- Exercise prompt -
Of all the lines in the material, how many include the word "color"? Reply with the number alone.

- Material shown -

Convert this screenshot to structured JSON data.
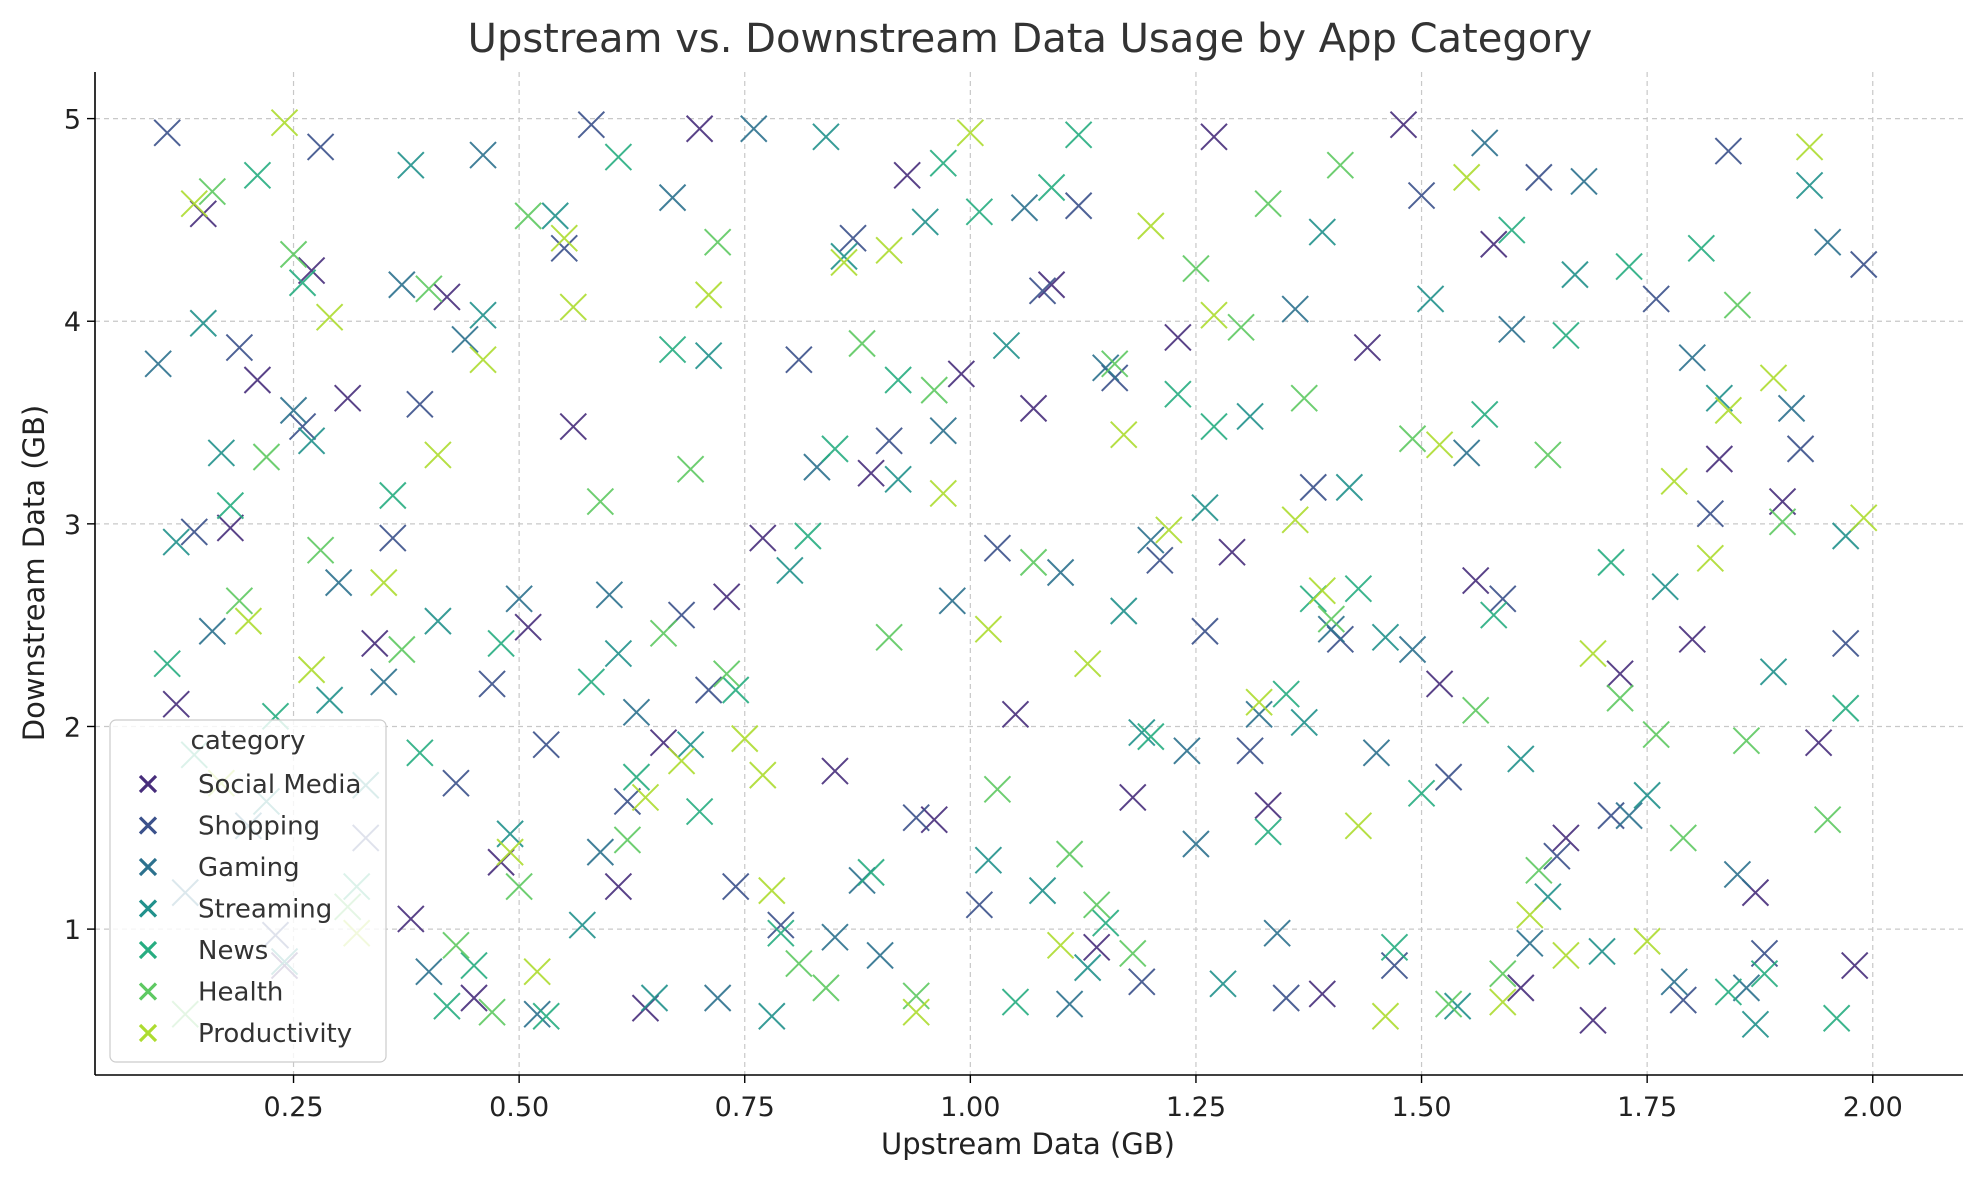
{
  "chart_data": {
    "type": "scatter",
    "title": "Upstream vs. Downstream Data Usage by App Category",
    "xlabel": "Upstream Data (GB)",
    "ylabel": "Downstream Data (GB)",
    "xlim": [
      0.03,
      2.1
    ],
    "ylim": [
      0.28,
      5.23
    ],
    "xticks": [
      "0.25",
      "0.50",
      "0.75",
      "1.00",
      "1.25",
      "1.50",
      "1.75",
      "2.00"
    ],
    "yticks": [
      "1",
      "2",
      "3",
      "4",
      "5"
    ],
    "grid": true,
    "marker": "x",
    "legend": {
      "title": "category",
      "placement": "lower-left"
    },
    "series": [
      {
        "name": "Social Media",
        "color": "#472d7b",
        "x": [
          0.12,
          0.38,
          0.21,
          0.93,
          1.27,
          1.8,
          1.61,
          0.7,
          0.48,
          1.05,
          1.52,
          0.27,
          1.9,
          0.64,
          1.18,
          0.31,
          0.85,
          1.44,
          1.98,
          0.56,
          1.66,
          0.15,
          1.33,
          0.77,
          1.09,
          0.42,
          1.72,
          0.96,
          1.58,
          0.24,
          1.83,
          1.23,
          0.61,
          1.39,
          0.18,
          0.89,
          1.94,
          0.51,
          1.14,
          0.73,
          1.48,
          0.34,
          1.69,
          0.99,
          1.29,
          0.66,
          1.87,
          0.45,
          1.07,
          1.56
        ],
        "y": [
          2.11,
          1.05,
          3.71,
          4.72,
          4.91,
          2.43,
          0.71,
          4.95,
          1.33,
          2.06,
          2.21,
          4.25,
          3.11,
          0.61,
          1.65,
          3.62,
          1.78,
          3.87,
          0.82,
          3.48,
          1.45,
          4.53,
          1.61,
          2.93,
          4.18,
          4.12,
          2.26,
          1.54,
          4.38,
          0.82,
          3.32,
          3.92,
          1.21,
          0.68,
          2.98,
          3.25,
          1.92,
          2.49,
          0.91,
          2.64,
          4.97,
          2.41,
          0.55,
          3.74,
          2.86,
          1.92,
          1.18,
          0.66,
          3.57,
          2.72
        ]
      },
      {
        "name": "Shopping",
        "color": "#3b518b",
        "x": [
          0.11,
          0.28,
          0.55,
          0.81,
          1.12,
          1.41,
          1.76,
          1.97,
          0.36,
          0.62,
          0.94,
          1.21,
          1.53,
          1.84,
          0.19,
          0.47,
          0.74,
          1.03,
          1.35,
          1.63,
          1.92,
          0.26,
          0.58,
          0.87,
          1.16,
          1.47,
          1.79,
          0.33,
          0.68,
          1.01,
          1.31,
          1.59,
          1.88,
          0.14,
          0.43,
          0.79,
          1.08,
          1.38,
          1.71,
          1.99,
          0.23,
          0.53,
          0.91,
          1.19,
          1.5,
          1.82,
          0.39,
          0.71,
          1.26,
          1.65
        ],
        "y": [
          4.93,
          4.86,
          4.36,
          3.81,
          4.57,
          2.43,
          4.11,
          2.41,
          2.93,
          1.63,
          1.55,
          2.82,
          1.75,
          4.84,
          3.87,
          2.21,
          1.21,
          2.88,
          0.66,
          4.71,
          3.37,
          3.48,
          4.97,
          4.41,
          3.72,
          0.82,
          0.65,
          1.45,
          2.55,
          1.12,
          1.88,
          2.63,
          0.88,
          2.96,
          1.72,
          1.02,
          4.15,
          3.18,
          1.56,
          4.28,
          0.97,
          1.91,
          3.41,
          0.74,
          4.62,
          3.05,
          3.59,
          2.18,
          2.47,
          1.36
        ]
      },
      {
        "name": "Gaming",
        "color": "#2c718e",
        "x": [
          0.1,
          0.3,
          0.52,
          0.76,
          0.98,
          1.24,
          1.49,
          1.73,
          1.95,
          0.2,
          0.44,
          0.67,
          0.9,
          1.15,
          1.4,
          1.62,
          1.86,
          0.35,
          0.59,
          0.83,
          1.06,
          1.32,
          1.57,
          1.8,
          0.16,
          0.4,
          0.63,
          0.88,
          1.11,
          1.36,
          1.6,
          1.85,
          0.25,
          0.5,
          0.72,
          0.97,
          1.2,
          1.45,
          1.68,
          1.91,
          0.13,
          0.37,
          0.6,
          0.85,
          1.1,
          1.34,
          1.55,
          1.78,
          0.46,
          1.25
        ],
        "y": [
          3.79,
          2.71,
          0.58,
          4.95,
          2.62,
          1.88,
          2.38,
          1.56,
          4.39,
          1.51,
          3.91,
          4.61,
          0.87,
          3.77,
          2.48,
          0.93,
          0.71,
          2.22,
          1.38,
          3.28,
          4.56,
          2.06,
          4.88,
          3.82,
          2.47,
          0.79,
          2.07,
          1.24,
          0.63,
          4.06,
          3.96,
          1.27,
          3.56,
          2.63,
          0.66,
          3.46,
          2.92,
          1.87,
          4.69,
          3.57,
          1.18,
          4.18,
          2.65,
          0.96,
          2.76,
          0.98,
          3.35,
          0.74,
          4.82,
          1.42
        ]
      },
      {
        "name": "Streaming",
        "color": "#21918c",
        "x": [
          0.12,
          0.27,
          0.49,
          0.71,
          0.95,
          1.19,
          1.42,
          1.67,
          1.89,
          0.22,
          0.41,
          0.65,
          0.86,
          1.13,
          1.37,
          1.61,
          1.83,
          0.17,
          0.38,
          0.57,
          0.8,
          1.04,
          1.28,
          1.51,
          1.75,
          1.97,
          0.29,
          0.54,
          0.78,
          1.02,
          1.26,
          1.46,
          1.7,
          1.93,
          0.15,
          0.33,
          0.61,
          0.84,
          1.08,
          1.31,
          1.54,
          1.77,
          0.24,
          0.46,
          0.69,
          0.92,
          1.17,
          1.39,
          1.64,
          1.87
        ],
        "y": [
          2.91,
          3.41,
          1.47,
          3.83,
          4.49,
          1.97,
          3.18,
          4.23,
          2.27,
          1.63,
          2.52,
          0.66,
          4.32,
          0.81,
          2.02,
          1.84,
          3.62,
          3.35,
          4.77,
          1.02,
          2.77,
          3.88,
          0.73,
          4.11,
          1.66,
          2.94,
          2.13,
          4.52,
          0.57,
          1.34,
          3.08,
          2.44,
          0.89,
          4.67,
          3.99,
          1.71,
          2.36,
          4.91,
          1.19,
          3.53,
          0.62,
          2.69,
          0.84,
          4.03,
          1.91,
          3.22,
          2.57,
          4.44,
          1.16,
          0.53
        ]
      },
      {
        "name": "News",
        "color": "#27ad81",
        "x": [
          0.11,
          0.32,
          0.53,
          0.74,
          0.97,
          1.2,
          1.43,
          1.66,
          1.88,
          0.21,
          0.42,
          0.63,
          0.85,
          1.09,
          1.33,
          1.58,
          1.81,
          0.14,
          0.36,
          0.58,
          0.79,
          1.01,
          1.23,
          1.47,
          1.71,
          1.96,
          0.26,
          0.48,
          0.7,
          0.92,
          1.15,
          1.38,
          1.6,
          1.84,
          0.18,
          0.39,
          0.61,
          0.82,
          1.05,
          1.27,
          1.5,
          1.73,
          0.23,
          0.45,
          0.67,
          0.89,
          1.12,
          1.35,
          1.57,
          1.97
        ],
        "y": [
          2.31,
          1.21,
          0.57,
          2.18,
          4.78,
          1.95,
          2.68,
          3.93,
          0.78,
          4.72,
          0.62,
          1.75,
          3.37,
          4.66,
          1.48,
          2.55,
          4.36,
          1.86,
          3.14,
          2.22,
          0.98,
          4.54,
          3.64,
          0.91,
          2.81,
          0.56,
          4.19,
          2.41,
          1.58,
          3.71,
          1.03,
          2.63,
          4.45,
          0.69,
          3.09,
          1.87,
          4.81,
          2.94,
          0.64,
          3.48,
          1.67,
          4.27,
          2.05,
          0.82,
          3.86,
          1.28,
          4.92,
          2.16,
          3.54,
          2.09
        ]
      },
      {
        "name": "Health",
        "color": "#5ec962",
        "x": [
          0.13,
          0.31,
          0.51,
          0.73,
          0.96,
          1.18,
          1.41,
          1.64,
          1.86,
          0.19,
          0.4,
          0.62,
          0.84,
          1.07,
          1.3,
          1.53,
          1.76,
          0.16,
          0.37,
          0.59,
          0.81,
          1.03,
          1.25,
          1.49,
          1.72,
          1.95,
          0.28,
          0.5,
          0.72,
          0.94,
          1.16,
          1.4,
          1.63,
          1.85,
          0.22,
          0.43,
          0.66,
          0.88,
          1.11,
          1.33,
          1.56,
          1.79,
          0.25,
          0.47,
          0.69,
          0.91,
          1.14,
          1.37,
          1.59,
          1.9
        ],
        "y": [
          0.58,
          1.11,
          4.52,
          2.26,
          3.66,
          0.88,
          4.77,
          3.34,
          1.93,
          2.62,
          4.16,
          1.44,
          0.71,
          2.81,
          3.97,
          0.63,
          1.96,
          4.64,
          2.38,
          3.11,
          0.83,
          1.69,
          4.26,
          3.42,
          2.14,
          1.54,
          2.87,
          1.21,
          4.39,
          0.67,
          3.79,
          2.53,
          1.29,
          4.08,
          3.33,
          0.92,
          2.46,
          3.89,
          1.37,
          4.58,
          2.08,
          1.45,
          4.33,
          0.59,
          3.27,
          2.44,
          1.12,
          3.62,
          0.78,
          3.01
        ]
      },
      {
        "name": "Productivity",
        "color": "#addc30",
        "x": [
          0.14,
          0.24,
          0.46,
          0.68,
          0.91,
          1.13,
          1.36,
          1.59,
          1.82,
          0.17,
          0.35,
          0.56,
          0.78,
          1.0,
          1.22,
          1.46,
          1.69,
          1.93,
          0.29,
          0.52,
          0.75,
          0.97,
          1.2,
          1.43,
          1.66,
          1.89,
          0.2,
          0.41,
          0.64,
          0.86,
          1.1,
          1.32,
          1.55,
          1.78,
          1.99,
          0.27,
          0.49,
          0.71,
          0.94,
          1.17,
          1.39,
          1.62,
          1.84,
          0.32,
          0.55,
          0.77,
          1.02,
          1.27,
          1.52,
          1.75
        ],
        "y": [
          4.58,
          4.98,
          3.81,
          1.83,
          4.35,
          2.31,
          3.02,
          0.64,
          2.83,
          1.72,
          2.71,
          4.07,
          1.19,
          4.93,
          2.97,
          0.57,
          2.36,
          4.86,
          4.02,
          0.79,
          1.94,
          3.15,
          4.47,
          1.51,
          0.87,
          3.72,
          2.52,
          3.34,
          1.65,
          4.29,
          0.92,
          2.12,
          4.71,
          3.21,
          3.03,
          2.28,
          1.38,
          4.13,
          0.59,
          3.44,
          2.67,
          1.07,
          3.56,
          0.98,
          4.41,
          1.76,
          2.48,
          4.03,
          3.39,
          0.94
        ]
      }
    ]
  }
}
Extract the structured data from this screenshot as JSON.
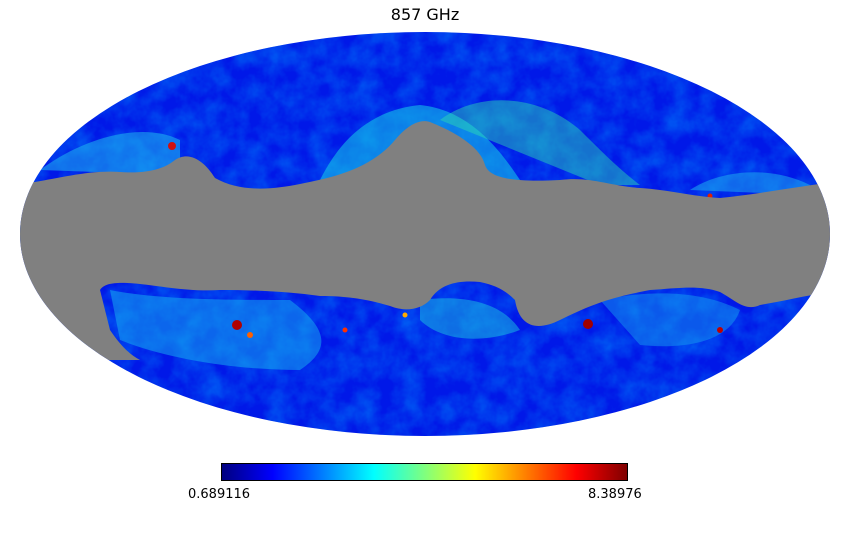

- Solution to the exercise -
7